## Task details
How many lines in the records below contain the word "outcome"? Give only the number.

## Exercise data
%%
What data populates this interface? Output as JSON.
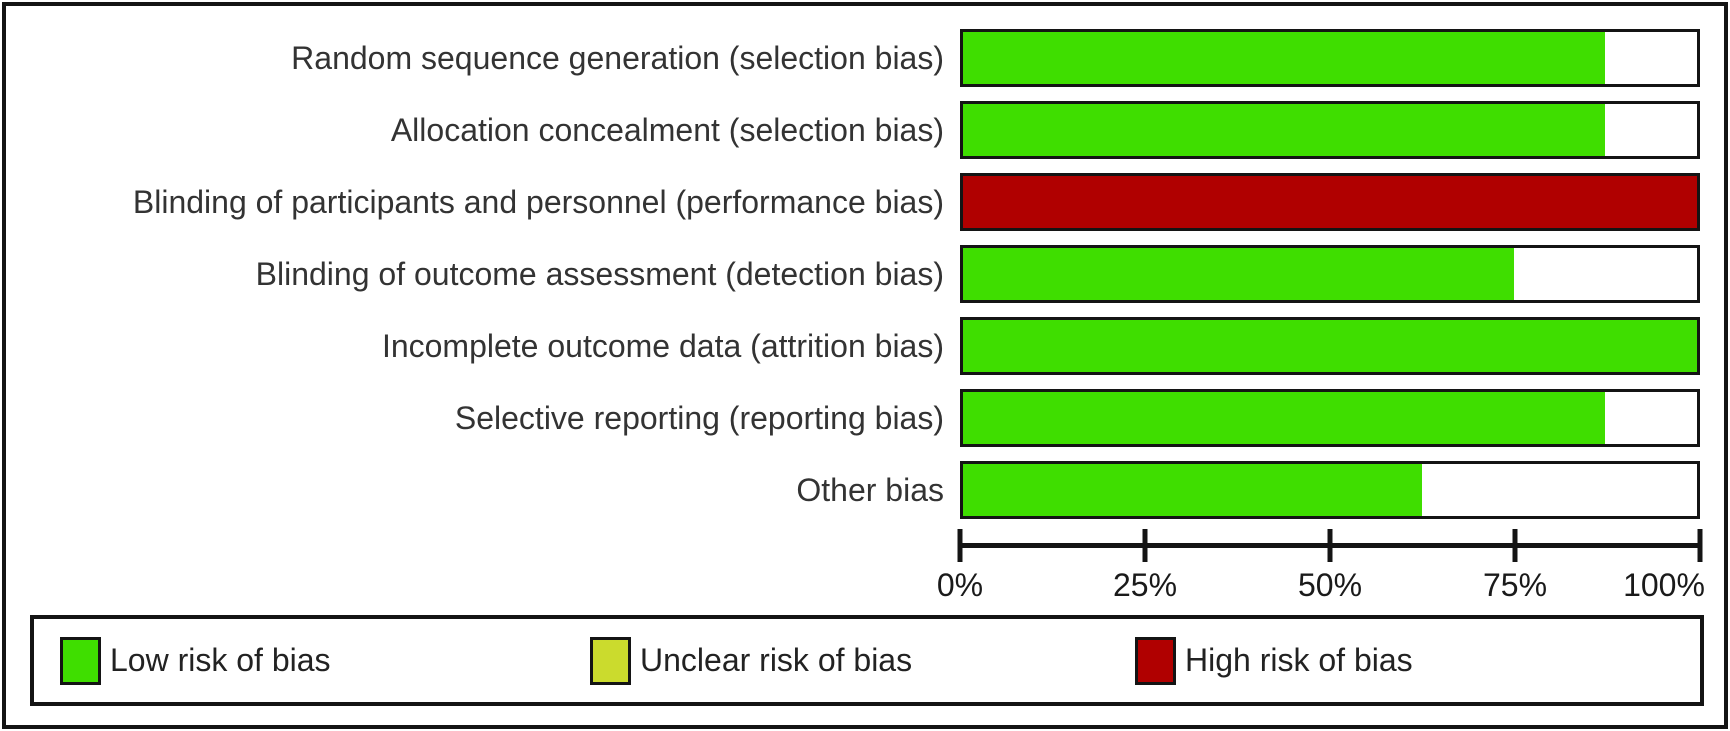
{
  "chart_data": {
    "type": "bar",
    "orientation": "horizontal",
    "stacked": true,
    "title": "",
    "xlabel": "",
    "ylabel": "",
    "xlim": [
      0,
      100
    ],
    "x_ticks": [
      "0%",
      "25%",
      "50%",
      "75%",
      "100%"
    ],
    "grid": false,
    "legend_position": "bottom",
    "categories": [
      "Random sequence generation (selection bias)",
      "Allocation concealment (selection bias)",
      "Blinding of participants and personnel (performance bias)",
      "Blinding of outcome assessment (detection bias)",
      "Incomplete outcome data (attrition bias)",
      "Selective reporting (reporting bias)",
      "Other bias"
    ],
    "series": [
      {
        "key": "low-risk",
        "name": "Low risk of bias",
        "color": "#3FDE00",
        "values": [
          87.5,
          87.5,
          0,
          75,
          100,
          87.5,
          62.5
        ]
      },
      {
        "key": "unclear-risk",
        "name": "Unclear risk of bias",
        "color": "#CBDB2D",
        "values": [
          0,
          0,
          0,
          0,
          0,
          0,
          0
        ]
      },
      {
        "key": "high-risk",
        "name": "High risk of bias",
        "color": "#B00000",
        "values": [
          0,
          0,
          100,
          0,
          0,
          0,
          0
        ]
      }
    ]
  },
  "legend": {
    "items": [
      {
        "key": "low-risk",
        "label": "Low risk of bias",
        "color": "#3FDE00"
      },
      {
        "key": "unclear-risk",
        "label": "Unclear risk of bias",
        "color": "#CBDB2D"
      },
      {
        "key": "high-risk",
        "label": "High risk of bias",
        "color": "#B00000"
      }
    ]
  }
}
%%
## Task solution
2